Written task —
Here are records with pictures in them. Copy all of them exactly and leave the pictures out.

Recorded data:

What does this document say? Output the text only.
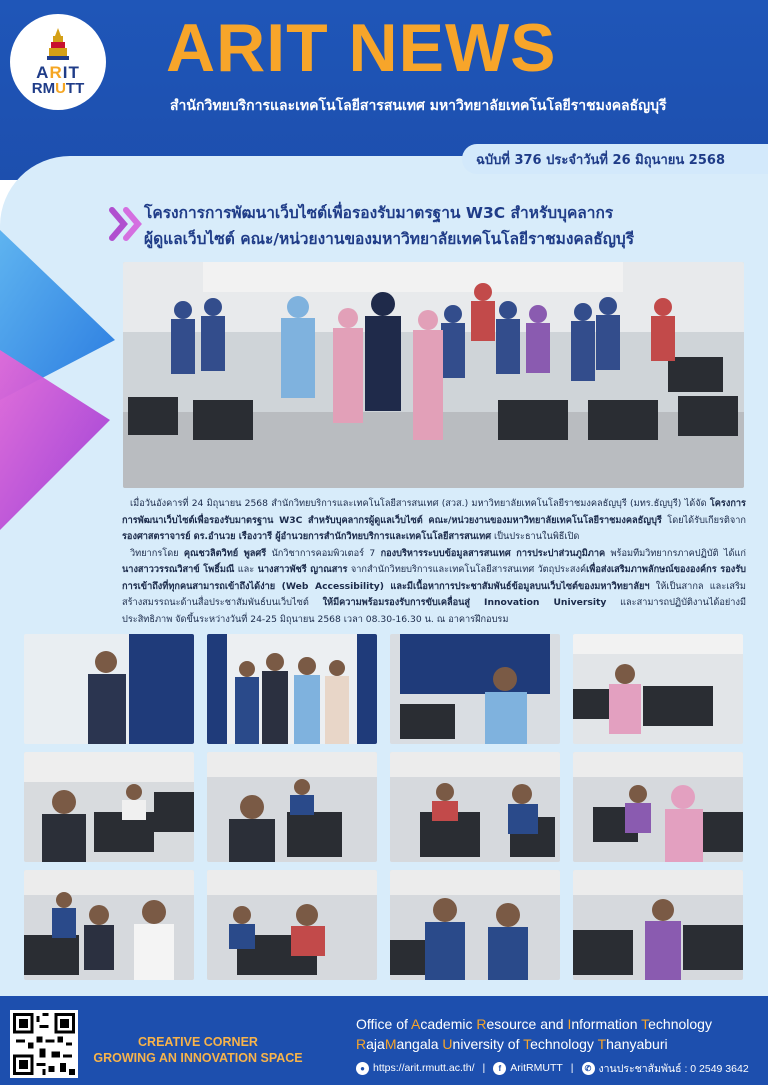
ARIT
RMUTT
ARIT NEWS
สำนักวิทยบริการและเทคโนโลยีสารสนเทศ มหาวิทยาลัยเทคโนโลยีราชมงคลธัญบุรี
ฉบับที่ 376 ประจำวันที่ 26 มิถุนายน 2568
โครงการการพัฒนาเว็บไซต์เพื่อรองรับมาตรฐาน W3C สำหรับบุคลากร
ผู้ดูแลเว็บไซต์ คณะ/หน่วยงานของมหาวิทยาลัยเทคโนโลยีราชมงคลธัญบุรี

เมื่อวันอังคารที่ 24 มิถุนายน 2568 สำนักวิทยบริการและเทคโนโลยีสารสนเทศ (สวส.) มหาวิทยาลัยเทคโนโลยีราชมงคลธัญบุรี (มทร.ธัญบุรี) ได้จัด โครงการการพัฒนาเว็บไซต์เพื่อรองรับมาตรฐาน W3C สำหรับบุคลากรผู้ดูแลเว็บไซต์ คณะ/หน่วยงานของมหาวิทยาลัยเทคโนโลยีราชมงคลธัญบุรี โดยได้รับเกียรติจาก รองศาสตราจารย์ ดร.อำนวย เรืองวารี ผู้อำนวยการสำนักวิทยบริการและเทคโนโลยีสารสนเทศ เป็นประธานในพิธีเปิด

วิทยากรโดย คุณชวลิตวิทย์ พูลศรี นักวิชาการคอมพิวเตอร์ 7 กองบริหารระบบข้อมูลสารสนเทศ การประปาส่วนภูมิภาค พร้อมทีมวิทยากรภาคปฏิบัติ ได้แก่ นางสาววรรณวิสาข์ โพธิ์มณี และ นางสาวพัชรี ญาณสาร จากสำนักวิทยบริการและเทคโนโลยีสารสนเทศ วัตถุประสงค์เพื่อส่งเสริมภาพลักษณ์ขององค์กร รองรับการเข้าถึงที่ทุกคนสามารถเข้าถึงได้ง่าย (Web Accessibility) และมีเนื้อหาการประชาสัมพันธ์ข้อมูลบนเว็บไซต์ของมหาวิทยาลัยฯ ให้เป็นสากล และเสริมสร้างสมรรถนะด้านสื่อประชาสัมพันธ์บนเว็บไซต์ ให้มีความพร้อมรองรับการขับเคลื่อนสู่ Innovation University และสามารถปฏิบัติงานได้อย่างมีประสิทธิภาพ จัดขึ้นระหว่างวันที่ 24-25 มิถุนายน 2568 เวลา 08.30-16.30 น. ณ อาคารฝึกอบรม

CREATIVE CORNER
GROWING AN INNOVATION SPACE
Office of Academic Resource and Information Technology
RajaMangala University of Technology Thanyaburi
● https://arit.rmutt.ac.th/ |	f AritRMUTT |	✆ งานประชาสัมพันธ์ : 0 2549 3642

Response to this task —
What does this document say? Output the text only.
ARIT
RMUTT
ARIT NEWS
สำนักวิทยบริการและเทคโนโลยีสารสนเทศ มหาวิทยาลัยเทคโนโลยีราชมงคลธัญบุรี
ฉบับที่ 376 ประจำวันที่ 26 มิถุนายน 2568
โครงการการพัฒนาเว็บไซต์เพื่อรองรับมาตรฐาน W3C สำหรับบุคลากร
ผู้ดูแลเว็บไซต์ คณะ/หน่วยงานของมหาวิทยาลัยเทคโนโลยีราชมงคลธัญบุรี

เมื่อวันอังคารที่ 24 มิถุนายน 2568 สำนักวิทยบริการและเทคโนโลยีสารสนเทศ (สวส.) มหาวิทยาลัยเทคโนโลยีราชมงคลธัญบุรี (มทร.ธัญบุรี) ได้จัด โครงการการพัฒนาเว็บไซต์เพื่อรองรับมาตรฐาน W3C สำหรับบุคลากรผู้ดูแลเว็บไซต์ คณะ/หน่วยงานของมหาวิทยาลัยเทคโนโลยีราชมงคลธัญบุรี โดยได้รับเกียรติจาก รองศาสตราจารย์ ดร.อำนวย เรืองวารี ผู้อำนวยการสำนักวิทยบริการและเทคโนโลยีสารสนเทศ เป็นประธานในพิธีเปิด

วิทยากรโดย คุณชวลิตวิทย์ พูลศรี นักวิชาการคอมพิวเตอร์ 7 กองบริหารระบบข้อมูลสารสนเทศ การประปาส่วนภูมิภาค พร้อมทีมวิทยากรภาคปฏิบัติ ได้แก่ นางสาววรรณวิสาข์ โพธิ์มณี และ นางสาวพัชรี ญาณสาร จากสำนักวิทยบริการและเทคโนโลยีสารสนเทศ วัตถุประสงค์เพื่อส่งเสริมภาพลักษณ์ขององค์กร รองรับการเข้าถึงที่ทุกคนสามารถเข้าถึงได้ง่าย (Web Accessibility) และมีเนื้อหาการประชาสัมพันธ์ข้อมูลบนเว็บไซต์ของมหาวิทยาลัยฯ ให้เป็นสากล และเสริมสร้างสมรรถนะด้านสื่อประชาสัมพันธ์บนเว็บไซต์ ให้มีความพร้อมรองรับการขับเคลื่อนสู่ Innovation University และสามารถปฏิบัติงานได้อย่างมีประสิทธิภาพ จัดขึ้นระหว่างวันที่ 24-25 มิถุนายน 2568 เวลา 08.30-16.30 น. ณ อาคารฝึกอบรม

CREATIVE CORNER
GROWING AN INNOVATION SPACE
Office of Academic Resource and Information Technology
RajaMangala University of Technology Thanyaburi
● https://arit.rmutt.ac.th/ |	f AritRMUTT |	✆ งานประชาสัมพันธ์ : 0 2549 3642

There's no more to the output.